Exercise brief ▸
Your task is to extract every line from the material below exactly.

Input material ▸
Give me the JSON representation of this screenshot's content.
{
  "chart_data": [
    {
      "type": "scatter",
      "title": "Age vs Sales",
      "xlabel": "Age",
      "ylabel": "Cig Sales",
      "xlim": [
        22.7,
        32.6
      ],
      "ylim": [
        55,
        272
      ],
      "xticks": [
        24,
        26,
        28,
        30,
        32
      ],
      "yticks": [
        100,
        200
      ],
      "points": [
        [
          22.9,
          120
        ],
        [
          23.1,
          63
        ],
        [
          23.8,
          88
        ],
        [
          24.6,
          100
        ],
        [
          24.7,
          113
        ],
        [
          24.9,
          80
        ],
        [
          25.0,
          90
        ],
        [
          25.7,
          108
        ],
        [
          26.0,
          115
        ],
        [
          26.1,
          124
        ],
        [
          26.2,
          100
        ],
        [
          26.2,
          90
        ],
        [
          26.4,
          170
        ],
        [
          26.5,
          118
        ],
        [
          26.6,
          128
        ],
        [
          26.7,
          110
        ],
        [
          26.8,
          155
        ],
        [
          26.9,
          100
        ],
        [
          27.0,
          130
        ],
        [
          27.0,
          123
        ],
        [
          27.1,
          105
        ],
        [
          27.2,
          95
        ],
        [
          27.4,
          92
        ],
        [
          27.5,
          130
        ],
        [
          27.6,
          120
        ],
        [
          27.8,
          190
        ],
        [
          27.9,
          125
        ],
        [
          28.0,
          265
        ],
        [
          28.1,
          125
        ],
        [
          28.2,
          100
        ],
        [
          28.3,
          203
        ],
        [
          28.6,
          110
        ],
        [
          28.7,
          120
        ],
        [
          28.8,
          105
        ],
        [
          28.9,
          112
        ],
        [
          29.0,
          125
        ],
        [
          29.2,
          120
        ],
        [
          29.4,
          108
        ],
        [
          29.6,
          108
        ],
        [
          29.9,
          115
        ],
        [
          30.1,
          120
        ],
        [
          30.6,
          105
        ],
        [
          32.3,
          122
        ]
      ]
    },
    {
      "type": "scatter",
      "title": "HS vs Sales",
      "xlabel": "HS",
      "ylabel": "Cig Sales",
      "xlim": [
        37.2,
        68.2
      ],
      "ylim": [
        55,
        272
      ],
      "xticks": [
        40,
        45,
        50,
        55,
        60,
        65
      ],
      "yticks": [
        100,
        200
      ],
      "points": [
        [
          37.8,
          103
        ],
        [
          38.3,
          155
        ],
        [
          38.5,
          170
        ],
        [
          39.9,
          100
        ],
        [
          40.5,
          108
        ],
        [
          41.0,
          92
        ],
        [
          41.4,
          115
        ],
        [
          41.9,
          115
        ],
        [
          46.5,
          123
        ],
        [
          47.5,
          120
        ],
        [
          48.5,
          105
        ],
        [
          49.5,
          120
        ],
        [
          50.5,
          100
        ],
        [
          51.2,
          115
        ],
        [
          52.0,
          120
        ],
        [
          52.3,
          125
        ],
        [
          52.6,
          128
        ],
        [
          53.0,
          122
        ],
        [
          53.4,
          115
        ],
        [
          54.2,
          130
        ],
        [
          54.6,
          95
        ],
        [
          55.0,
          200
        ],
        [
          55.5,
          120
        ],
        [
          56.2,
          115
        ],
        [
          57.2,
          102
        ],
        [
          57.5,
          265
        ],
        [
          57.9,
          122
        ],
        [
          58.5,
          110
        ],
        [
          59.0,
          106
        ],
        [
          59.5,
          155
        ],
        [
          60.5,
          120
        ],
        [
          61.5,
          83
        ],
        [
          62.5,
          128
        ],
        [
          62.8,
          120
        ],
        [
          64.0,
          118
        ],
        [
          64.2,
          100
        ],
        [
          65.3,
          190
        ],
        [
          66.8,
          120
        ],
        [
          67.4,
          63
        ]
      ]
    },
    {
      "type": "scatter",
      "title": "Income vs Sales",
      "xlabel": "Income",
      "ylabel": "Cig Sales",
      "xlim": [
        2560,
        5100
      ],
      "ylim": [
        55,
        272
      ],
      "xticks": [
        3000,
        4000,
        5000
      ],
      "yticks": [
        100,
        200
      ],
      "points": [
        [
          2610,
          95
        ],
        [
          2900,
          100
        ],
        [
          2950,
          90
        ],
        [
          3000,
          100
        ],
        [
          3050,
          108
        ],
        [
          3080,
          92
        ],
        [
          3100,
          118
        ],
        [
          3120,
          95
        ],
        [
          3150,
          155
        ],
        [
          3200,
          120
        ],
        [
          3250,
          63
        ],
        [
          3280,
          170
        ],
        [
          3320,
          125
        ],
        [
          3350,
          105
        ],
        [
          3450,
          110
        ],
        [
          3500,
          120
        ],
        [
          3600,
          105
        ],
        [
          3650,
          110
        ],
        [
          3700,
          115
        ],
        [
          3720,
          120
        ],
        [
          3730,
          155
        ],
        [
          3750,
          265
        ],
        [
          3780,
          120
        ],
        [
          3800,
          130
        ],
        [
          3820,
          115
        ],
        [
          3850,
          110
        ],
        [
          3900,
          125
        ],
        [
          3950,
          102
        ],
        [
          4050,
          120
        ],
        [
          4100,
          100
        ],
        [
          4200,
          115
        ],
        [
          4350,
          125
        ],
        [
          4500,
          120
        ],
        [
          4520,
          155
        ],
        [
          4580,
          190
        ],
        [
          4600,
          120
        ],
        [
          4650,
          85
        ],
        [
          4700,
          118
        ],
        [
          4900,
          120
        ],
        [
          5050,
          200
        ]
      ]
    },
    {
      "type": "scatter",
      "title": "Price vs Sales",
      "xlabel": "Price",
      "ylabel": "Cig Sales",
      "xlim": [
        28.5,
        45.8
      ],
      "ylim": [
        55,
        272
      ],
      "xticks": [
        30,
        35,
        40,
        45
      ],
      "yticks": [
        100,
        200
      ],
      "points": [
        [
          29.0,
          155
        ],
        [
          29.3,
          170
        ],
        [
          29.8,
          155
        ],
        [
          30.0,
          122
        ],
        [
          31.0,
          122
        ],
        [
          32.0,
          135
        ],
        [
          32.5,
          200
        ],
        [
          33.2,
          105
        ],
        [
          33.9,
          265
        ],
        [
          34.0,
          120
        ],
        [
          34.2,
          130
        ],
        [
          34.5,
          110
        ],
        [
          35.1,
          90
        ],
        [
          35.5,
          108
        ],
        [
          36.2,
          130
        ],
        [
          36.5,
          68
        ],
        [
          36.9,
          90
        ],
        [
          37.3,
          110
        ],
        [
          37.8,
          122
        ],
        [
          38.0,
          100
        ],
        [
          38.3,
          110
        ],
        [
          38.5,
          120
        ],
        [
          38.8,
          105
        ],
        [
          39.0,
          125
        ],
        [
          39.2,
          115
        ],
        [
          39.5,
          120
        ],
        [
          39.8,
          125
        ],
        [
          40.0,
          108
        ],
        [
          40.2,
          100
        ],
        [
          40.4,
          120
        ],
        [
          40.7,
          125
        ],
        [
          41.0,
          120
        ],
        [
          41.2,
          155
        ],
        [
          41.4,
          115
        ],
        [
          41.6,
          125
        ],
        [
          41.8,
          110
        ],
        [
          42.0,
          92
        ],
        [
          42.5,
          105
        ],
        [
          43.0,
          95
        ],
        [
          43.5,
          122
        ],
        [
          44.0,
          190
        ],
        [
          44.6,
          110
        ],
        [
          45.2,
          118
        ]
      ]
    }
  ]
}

Expected answer ▸
Give me the JSON representation of this screenshot's content.
{
  "chart_data": [
    {
      "type": "scatter",
      "title": "Age vs Sales",
      "xlabel": "Age",
      "ylabel": "Cig Sales",
      "xlim": [
        22.7,
        32.6
      ],
      "ylim": [
        55,
        272
      ],
      "xticks": [
        24,
        26,
        28,
        30,
        32
      ],
      "yticks": [
        100,
        200
      ],
      "points": [
        [
          22.9,
          120
        ],
        [
          23.1,
          63
        ],
        [
          23.8,
          88
        ],
        [
          24.6,
          100
        ],
        [
          24.7,
          113
        ],
        [
          24.9,
          80
        ],
        [
          25.0,
          90
        ],
        [
          25.7,
          108
        ],
        [
          26.0,
          115
        ],
        [
          26.1,
          124
        ],
        [
          26.2,
          100
        ],
        [
          26.2,
          90
        ],
        [
          26.4,
          170
        ],
        [
          26.5,
          118
        ],
        [
          26.6,
          128
        ],
        [
          26.7,
          110
        ],
        [
          26.8,
          155
        ],
        [
          26.9,
          100
        ],
        [
          27.0,
          130
        ],
        [
          27.0,
          123
        ],
        [
          27.1,
          105
        ],
        [
          27.2,
          95
        ],
        [
          27.4,
          92
        ],
        [
          27.5,
          130
        ],
        [
          27.6,
          120
        ],
        [
          27.8,
          190
        ],
        [
          27.9,
          125
        ],
        [
          28.0,
          265
        ],
        [
          28.1,
          125
        ],
        [
          28.2,
          100
        ],
        [
          28.3,
          203
        ],
        [
          28.6,
          110
        ],
        [
          28.7,
          120
        ],
        [
          28.8,
          105
        ],
        [
          28.9,
          112
        ],
        [
          29.0,
          125
        ],
        [
          29.2,
          120
        ],
        [
          29.4,
          108
        ],
        [
          29.6,
          108
        ],
        [
          29.9,
          115
        ],
        [
          30.1,
          120
        ],
        [
          30.6,
          105
        ],
        [
          32.3,
          122
        ]
      ]
    },
    {
      "type": "scatter",
      "title": "HS vs Sales",
      "xlabel": "HS",
      "ylabel": "Cig Sales",
      "xlim": [
        37.2,
        68.2
      ],
      "ylim": [
        55,
        272
      ],
      "xticks": [
        40,
        45,
        50,
        55,
        60,
        65
      ],
      "yticks": [
        100,
        200
      ],
      "points": [
        [
          37.8,
          103
        ],
        [
          38.3,
          155
        ],
        [
          38.5,
          170
        ],
        [
          39.9,
          100
        ],
        [
          40.5,
          108
        ],
        [
          41.0,
          92
        ],
        [
          41.4,
          115
        ],
        [
          41.9,
          115
        ],
        [
          46.5,
          123
        ],
        [
          47.5,
          120
        ],
        [
          48.5,
          105
        ],
        [
          49.5,
          120
        ],
        [
          50.5,
          100
        ],
        [
          51.2,
          115
        ],
        [
          52.0,
          120
        ],
        [
          52.3,
          125
        ],
        [
          52.6,
          128
        ],
        [
          53.0,
          122
        ],
        [
          53.4,
          115
        ],
        [
          54.2,
          130
        ],
        [
          54.6,
          95
        ],
        [
          55.0,
          200
        ],
        [
          55.5,
          120
        ],
        [
          56.2,
          115
        ],
        [
          57.2,
          102
        ],
        [
          57.5,
          265
        ],
        [
          57.9,
          122
        ],
        [
          58.5,
          110
        ],
        [
          59.0,
          106
        ],
        [
          59.5,
          155
        ],
        [
          60.5,
          120
        ],
        [
          61.5,
          83
        ],
        [
          62.5,
          128
        ],
        [
          62.8,
          120
        ],
        [
          64.0,
          118
        ],
        [
          64.2,
          100
        ],
        [
          65.3,
          190
        ],
        [
          66.8,
          120
        ],
        [
          67.4,
          63
        ]
      ]
    },
    {
      "type": "scatter",
      "title": "Income vs Sales",
      "xlabel": "Income",
      "ylabel": "Cig Sales",
      "xlim": [
        2560,
        5100
      ],
      "ylim": [
        55,
        272
      ],
      "xticks": [
        3000,
        4000,
        5000
      ],
      "yticks": [
        100,
        200
      ],
      "points": [
        [
          2610,
          95
        ],
        [
          2900,
          100
        ],
        [
          2950,
          90
        ],
        [
          3000,
          100
        ],
        [
          3050,
          108
        ],
        [
          3080,
          92
        ],
        [
          3100,
          118
        ],
        [
          3120,
          95
        ],
        [
          3150,
          155
        ],
        [
          3200,
          120
        ],
        [
          3250,
          63
        ],
        [
          3280,
          170
        ],
        [
          3320,
          125
        ],
        [
          3350,
          105
        ],
        [
          3450,
          110
        ],
        [
          3500,
          120
        ],
        [
          3600,
          105
        ],
        [
          3650,
          110
        ],
        [
          3700,
          115
        ],
        [
          3720,
          120
        ],
        [
          3730,
          155
        ],
        [
          3750,
          265
        ],
        [
          3780,
          120
        ],
        [
          3800,
          130
        ],
        [
          3820,
          115
        ],
        [
          3850,
          110
        ],
        [
          3900,
          125
        ],
        [
          3950,
          102
        ],
        [
          4050,
          120
        ],
        [
          4100,
          100
        ],
        [
          4200,
          115
        ],
        [
          4350,
          125
        ],
        [
          4500,
          120
        ],
        [
          4520,
          155
        ],
        [
          4580,
          190
        ],
        [
          4600,
          120
        ],
        [
          4650,
          85
        ],
        [
          4700,
          118
        ],
        [
          4900,
          120
        ],
        [
          5050,
          200
        ]
      ]
    },
    {
      "type": "scatter",
      "title": "Price vs Sales",
      "xlabel": "Price",
      "ylabel": "Cig Sales",
      "xlim": [
        28.5,
        45.8
      ],
      "ylim": [
        55,
        272
      ],
      "xticks": [
        30,
        35,
        40,
        45
      ],
      "yticks": [
        100,
        200
      ],
      "points": [
        [
          29.0,
          155
        ],
        [
          29.3,
          170
        ],
        [
          29.8,
          155
        ],
        [
          30.0,
          122
        ],
        [
          31.0,
          122
        ],
        [
          32.0,
          135
        ],
        [
          32.5,
          200
        ],
        [
          33.2,
          105
        ],
        [
          33.9,
          265
        ],
        [
          34.0,
          120
        ],
        [
          34.2,
          130
        ],
        [
          34.5,
          110
        ],
        [
          35.1,
          90
        ],
        [
          35.5,
          108
        ],
        [
          36.2,
          130
        ],
        [
          36.5,
          68
        ],
        [
          36.9,
          90
        ],
        [
          37.3,
          110
        ],
        [
          37.8,
          122
        ],
        [
          38.0,
          100
        ],
        [
          38.3,
          110
        ],
        [
          38.5,
          120
        ],
        [
          38.8,
          105
        ],
        [
          39.0,
          125
        ],
        [
          39.2,
          115
        ],
        [
          39.5,
          120
        ],
        [
          39.8,
          125
        ],
        [
          40.0,
          108
        ],
        [
          40.2,
          100
        ],
        [
          40.4,
          120
        ],
        [
          40.7,
          125
        ],
        [
          41.0,
          120
        ],
        [
          41.2,
          155
        ],
        [
          41.4,
          115
        ],
        [
          41.6,
          125
        ],
        [
          41.8,
          110
        ],
        [
          42.0,
          92
        ],
        [
          42.5,
          105
        ],
        [
          43.0,
          95
        ],
        [
          43.5,
          122
        ],
        [
          44.0,
          190
        ],
        [
          44.6,
          110
        ],
        [
          45.2,
          118
        ]
      ]
    }
  ]
}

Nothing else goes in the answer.